* _Exercise directions_
Copy nothing but the text: reproduce each line of the listing exactly and leave the pictures out.

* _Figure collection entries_
● ● ● ● ● ● ●

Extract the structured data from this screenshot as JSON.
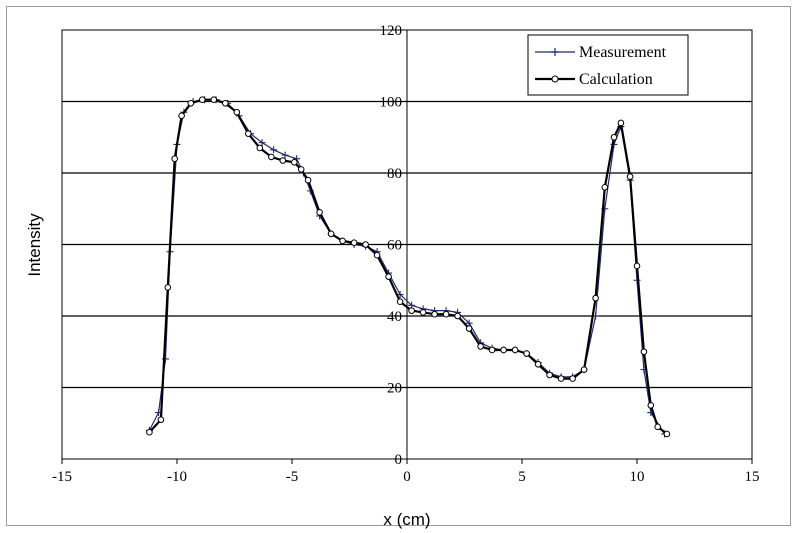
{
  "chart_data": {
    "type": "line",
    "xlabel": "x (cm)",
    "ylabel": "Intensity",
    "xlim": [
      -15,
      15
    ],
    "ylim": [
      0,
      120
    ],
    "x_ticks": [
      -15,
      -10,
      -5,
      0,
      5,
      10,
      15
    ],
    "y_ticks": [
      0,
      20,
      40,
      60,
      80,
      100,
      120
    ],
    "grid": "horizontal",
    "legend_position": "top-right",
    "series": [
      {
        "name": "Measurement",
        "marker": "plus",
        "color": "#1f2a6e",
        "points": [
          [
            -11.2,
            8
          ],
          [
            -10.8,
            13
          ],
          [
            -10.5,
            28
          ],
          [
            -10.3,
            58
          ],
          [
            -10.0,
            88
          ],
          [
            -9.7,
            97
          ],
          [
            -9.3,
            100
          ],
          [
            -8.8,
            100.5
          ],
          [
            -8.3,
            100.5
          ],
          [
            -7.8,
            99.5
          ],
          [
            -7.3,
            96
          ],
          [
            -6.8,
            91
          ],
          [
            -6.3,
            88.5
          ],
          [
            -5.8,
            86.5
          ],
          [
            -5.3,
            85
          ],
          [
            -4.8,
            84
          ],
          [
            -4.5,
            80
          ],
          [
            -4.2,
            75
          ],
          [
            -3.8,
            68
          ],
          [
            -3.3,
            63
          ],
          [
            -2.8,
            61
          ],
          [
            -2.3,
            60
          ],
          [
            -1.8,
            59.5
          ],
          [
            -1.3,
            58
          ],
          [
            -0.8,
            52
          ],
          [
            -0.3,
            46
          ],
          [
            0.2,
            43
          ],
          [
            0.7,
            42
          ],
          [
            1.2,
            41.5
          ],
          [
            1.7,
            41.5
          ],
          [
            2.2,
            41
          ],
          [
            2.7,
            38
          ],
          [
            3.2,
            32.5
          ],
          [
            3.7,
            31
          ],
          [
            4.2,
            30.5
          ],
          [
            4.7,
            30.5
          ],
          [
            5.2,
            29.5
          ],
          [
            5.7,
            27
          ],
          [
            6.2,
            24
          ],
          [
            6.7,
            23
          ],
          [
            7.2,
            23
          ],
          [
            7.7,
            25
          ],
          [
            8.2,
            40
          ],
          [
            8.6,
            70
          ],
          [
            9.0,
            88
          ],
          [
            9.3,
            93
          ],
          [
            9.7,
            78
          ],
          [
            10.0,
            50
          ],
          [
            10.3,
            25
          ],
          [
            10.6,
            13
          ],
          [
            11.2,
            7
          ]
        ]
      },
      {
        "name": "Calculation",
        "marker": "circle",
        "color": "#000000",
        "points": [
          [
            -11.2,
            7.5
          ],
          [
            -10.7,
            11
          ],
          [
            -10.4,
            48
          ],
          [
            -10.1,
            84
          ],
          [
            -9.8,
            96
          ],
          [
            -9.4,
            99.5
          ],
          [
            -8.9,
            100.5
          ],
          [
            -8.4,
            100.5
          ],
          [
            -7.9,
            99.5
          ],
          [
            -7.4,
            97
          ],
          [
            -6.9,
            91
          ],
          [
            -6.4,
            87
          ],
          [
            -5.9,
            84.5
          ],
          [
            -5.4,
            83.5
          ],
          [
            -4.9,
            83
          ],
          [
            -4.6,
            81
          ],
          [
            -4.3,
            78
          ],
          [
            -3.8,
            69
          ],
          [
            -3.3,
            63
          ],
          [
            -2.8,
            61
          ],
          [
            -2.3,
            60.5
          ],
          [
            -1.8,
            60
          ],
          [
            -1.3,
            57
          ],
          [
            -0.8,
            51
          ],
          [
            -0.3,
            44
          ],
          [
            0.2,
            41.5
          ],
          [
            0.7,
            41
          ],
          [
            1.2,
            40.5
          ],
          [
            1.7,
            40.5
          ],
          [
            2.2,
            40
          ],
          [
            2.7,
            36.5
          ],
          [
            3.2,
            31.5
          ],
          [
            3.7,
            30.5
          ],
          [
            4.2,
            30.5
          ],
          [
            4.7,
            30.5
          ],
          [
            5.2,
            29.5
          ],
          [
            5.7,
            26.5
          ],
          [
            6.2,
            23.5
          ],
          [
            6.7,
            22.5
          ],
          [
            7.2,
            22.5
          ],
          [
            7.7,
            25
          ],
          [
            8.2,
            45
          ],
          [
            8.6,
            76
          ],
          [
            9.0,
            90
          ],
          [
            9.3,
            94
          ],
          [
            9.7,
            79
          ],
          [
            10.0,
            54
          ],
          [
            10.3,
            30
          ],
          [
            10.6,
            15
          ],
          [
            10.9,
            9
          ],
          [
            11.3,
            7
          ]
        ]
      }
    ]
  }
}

● ● ● ● ● ● ●

* _In response_
Extract the structured data from this screenshot as JSON.
{
  "chart_data": {
    "type": "line",
    "xlabel": "x (cm)",
    "ylabel": "Intensity",
    "xlim": [
      -15,
      15
    ],
    "ylim": [
      0,
      120
    ],
    "x_ticks": [
      -15,
      -10,
      -5,
      0,
      5,
      10,
      15
    ],
    "y_ticks": [
      0,
      20,
      40,
      60,
      80,
      100,
      120
    ],
    "grid": "horizontal",
    "legend_position": "top-right",
    "series": [
      {
        "name": "Measurement",
        "marker": "plus",
        "color": "#1f2a6e",
        "points": [
          [
            -11.2,
            8
          ],
          [
            -10.8,
            13
          ],
          [
            -10.5,
            28
          ],
          [
            -10.3,
            58
          ],
          [
            -10.0,
            88
          ],
          [
            -9.7,
            97
          ],
          [
            -9.3,
            100
          ],
          [
            -8.8,
            100.5
          ],
          [
            -8.3,
            100.5
          ],
          [
            -7.8,
            99.5
          ],
          [
            -7.3,
            96
          ],
          [
            -6.8,
            91
          ],
          [
            -6.3,
            88.5
          ],
          [
            -5.8,
            86.5
          ],
          [
            -5.3,
            85
          ],
          [
            -4.8,
            84
          ],
          [
            -4.5,
            80
          ],
          [
            -4.2,
            75
          ],
          [
            -3.8,
            68
          ],
          [
            -3.3,
            63
          ],
          [
            -2.8,
            61
          ],
          [
            -2.3,
            60
          ],
          [
            -1.8,
            59.5
          ],
          [
            -1.3,
            58
          ],
          [
            -0.8,
            52
          ],
          [
            -0.3,
            46
          ],
          [
            0.2,
            43
          ],
          [
            0.7,
            42
          ],
          [
            1.2,
            41.5
          ],
          [
            1.7,
            41.5
          ],
          [
            2.2,
            41
          ],
          [
            2.7,
            38
          ],
          [
            3.2,
            32.5
          ],
          [
            3.7,
            31
          ],
          [
            4.2,
            30.5
          ],
          [
            4.7,
            30.5
          ],
          [
            5.2,
            29.5
          ],
          [
            5.7,
            27
          ],
          [
            6.2,
            24
          ],
          [
            6.7,
            23
          ],
          [
            7.2,
            23
          ],
          [
            7.7,
            25
          ],
          [
            8.2,
            40
          ],
          [
            8.6,
            70
          ],
          [
            9.0,
            88
          ],
          [
            9.3,
            93
          ],
          [
            9.7,
            78
          ],
          [
            10.0,
            50
          ],
          [
            10.3,
            25
          ],
          [
            10.6,
            13
          ],
          [
            11.2,
            7
          ]
        ]
      },
      {
        "name": "Calculation",
        "marker": "circle",
        "color": "#000000",
        "points": [
          [
            -11.2,
            7.5
          ],
          [
            -10.7,
            11
          ],
          [
            -10.4,
            48
          ],
          [
            -10.1,
            84
          ],
          [
            -9.8,
            96
          ],
          [
            -9.4,
            99.5
          ],
          [
            -8.9,
            100.5
          ],
          [
            -8.4,
            100.5
          ],
          [
            -7.9,
            99.5
          ],
          [
            -7.4,
            97
          ],
          [
            -6.9,
            91
          ],
          [
            -6.4,
            87
          ],
          [
            -5.9,
            84.5
          ],
          [
            -5.4,
            83.5
          ],
          [
            -4.9,
            83
          ],
          [
            -4.6,
            81
          ],
          [
            -4.3,
            78
          ],
          [
            -3.8,
            69
          ],
          [
            -3.3,
            63
          ],
          [
            -2.8,
            61
          ],
          [
            -2.3,
            60.5
          ],
          [
            -1.8,
            60
          ],
          [
            -1.3,
            57
          ],
          [
            -0.8,
            51
          ],
          [
            -0.3,
            44
          ],
          [
            0.2,
            41.5
          ],
          [
            0.7,
            41
          ],
          [
            1.2,
            40.5
          ],
          [
            1.7,
            40.5
          ],
          [
            2.2,
            40
          ],
          [
            2.7,
            36.5
          ],
          [
            3.2,
            31.5
          ],
          [
            3.7,
            30.5
          ],
          [
            4.2,
            30.5
          ],
          [
            4.7,
            30.5
          ],
          [
            5.2,
            29.5
          ],
          [
            5.7,
            26.5
          ],
          [
            6.2,
            23.5
          ],
          [
            6.7,
            22.5
          ],
          [
            7.2,
            22.5
          ],
          [
            7.7,
            25
          ],
          [
            8.2,
            45
          ],
          [
            8.6,
            76
          ],
          [
            9.0,
            90
          ],
          [
            9.3,
            94
          ],
          [
            9.7,
            79
          ],
          [
            10.0,
            54
          ],
          [
            10.3,
            30
          ],
          [
            10.6,
            15
          ],
          [
            10.9,
            9
          ],
          [
            11.3,
            7
          ]
        ]
      }
    ]
  }
}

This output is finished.